PROBLEM REQUIREMENTS: Without the pictures, return each record as it appears.

RECORDS FOR THE TASK:
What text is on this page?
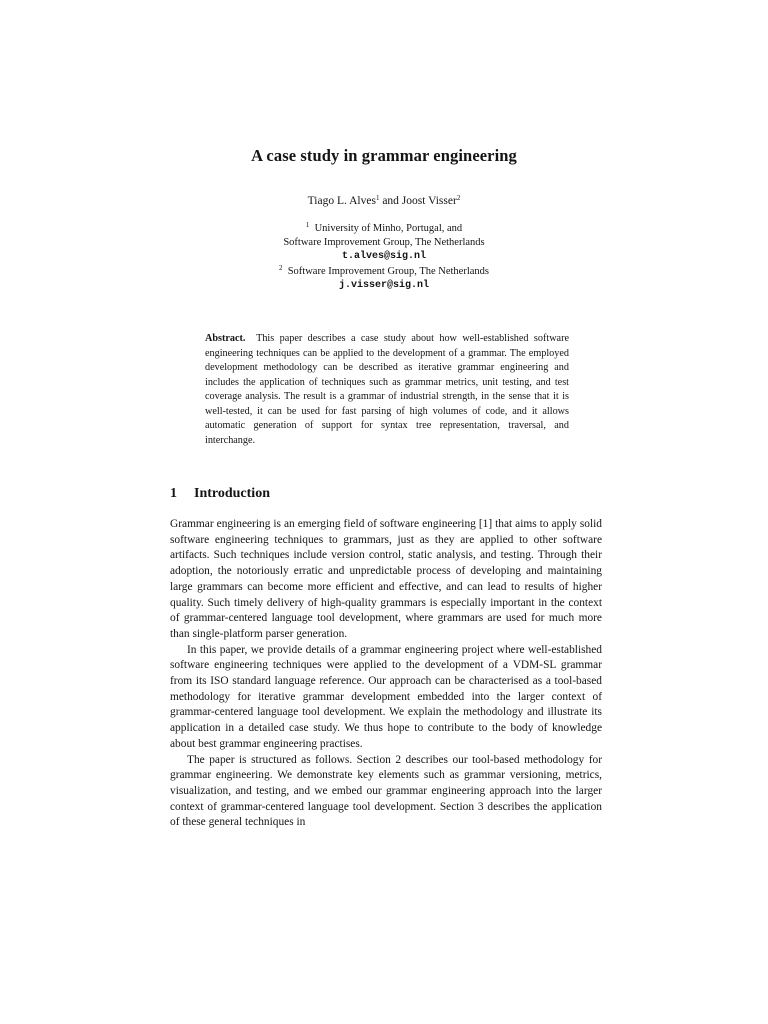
A case study in grammar engineering
Tiago L. Alves$^1$ and Joost Visser$^2$
$^1$ University of Minho, Portugal, and
Software Improvement Group, The Netherlands
t.alves@sig.nl
$^2$ Software Improvement Group, The Netherlands
j.visser@sig.nl
Abstract. This paper describes a case study about how well-established software engineering techniques can be applied to the development of a grammar. The employed development methodology can be described as iterative grammar engineering and includes the application of techniques such as grammar metrics, unit testing, and test coverage analysis. The result is a grammar of industrial strength, in the sense that it is well-tested, it can be used for fast parsing of high volumes of code, and it allows automatic generation of support for syntax tree representation, traversal, and interchange.
1 Introduction

Grammar engineering is an emerging field of software engineering [1] that aims to apply solid software engineering techniques to grammars, just as they are applied to other software artifacts. Such techniques include version control, static analysis, and testing. Through their adoption, the notoriously erratic and unpredictable process of developing and maintaining large grammars can become more efficient and effective, and can lead to results of higher quality. Such timely delivery of high-quality grammars is especially important in the context of grammar-centered language tool development, where grammars are used for much more than single-platform parser generation.

In this paper, we provide details of a grammar engineering project where well-established software engineering techniques were applied to the development of a VDM-SL grammar from its ISO standard language reference. Our approach can be characterised as a tool-based methodology for iterative grammar development embedded into the larger context of grammar-centered language tool development. We explain the methodology and illustrate its application in a detailed case study. We thus hope to contribute to the body of knowledge about best grammar engineering practises.

The paper is structured as follows. Section 2 describes our tool-based methodology for grammar engineering. We demonstrate key elements such as grammar versioning, metrics, visualization, and testing, and we embed our grammar engineering approach into the larger context of grammar-centered language tool development. Section 3 describes the application of these general techniques in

TASK OUTPUT:
What text is on this page?
A case study in grammar engineering
Tiago L. Alves$^1$ and Joost Visser$^2$
$^1$ University of Minho, Portugal, and
Software Improvement Group, The Netherlands
t.alves@sig.nl
$^2$ Software Improvement Group, The Netherlands
j.visser@sig.nl
Abstract. This paper describes a case study about how well-established software engineering techniques can be applied to the development of a grammar. The employed development methodology can be described as iterative grammar engineering and includes the application of techniques such as grammar metrics, unit testing, and test coverage analysis. The result is a grammar of industrial strength, in the sense that it is well-tested, it can be used for fast parsing of high volumes of code, and it allows automatic generation of support for syntax tree representation, traversal, and interchange.
1 Introduction

Grammar engineering is an emerging field of software engineering [1] that aims to apply solid software engineering techniques to grammars, just as they are applied to other software artifacts. Such techniques include version control, static analysis, and testing. Through their adoption, the notoriously erratic and unpredictable process of developing and maintaining large grammars can become more efficient and effective, and can lead to results of higher quality. Such timely delivery of high-quality grammars is especially important in the context of grammar-centered language tool development, where grammars are used for much more than single-platform parser generation.

In this paper, we provide details of a grammar engineering project where well-established software engineering techniques were applied to the development of a VDM-SL grammar from its ISO standard language reference. Our approach can be characterised as a tool-based methodology for iterative grammar development embedded into the larger context of grammar-centered language tool development. We explain the methodology and illustrate its application in a detailed case study. We thus hope to contribute to the body of knowledge about best grammar engineering practises.

The paper is structured as follows. Section 2 describes our tool-based methodology for grammar engineering. We demonstrate key elements such as grammar versioning, metrics, visualization, and testing, and we embed our grammar engineering approach into the larger context of grammar-centered language tool development. Section 3 describes the application of these general techniques in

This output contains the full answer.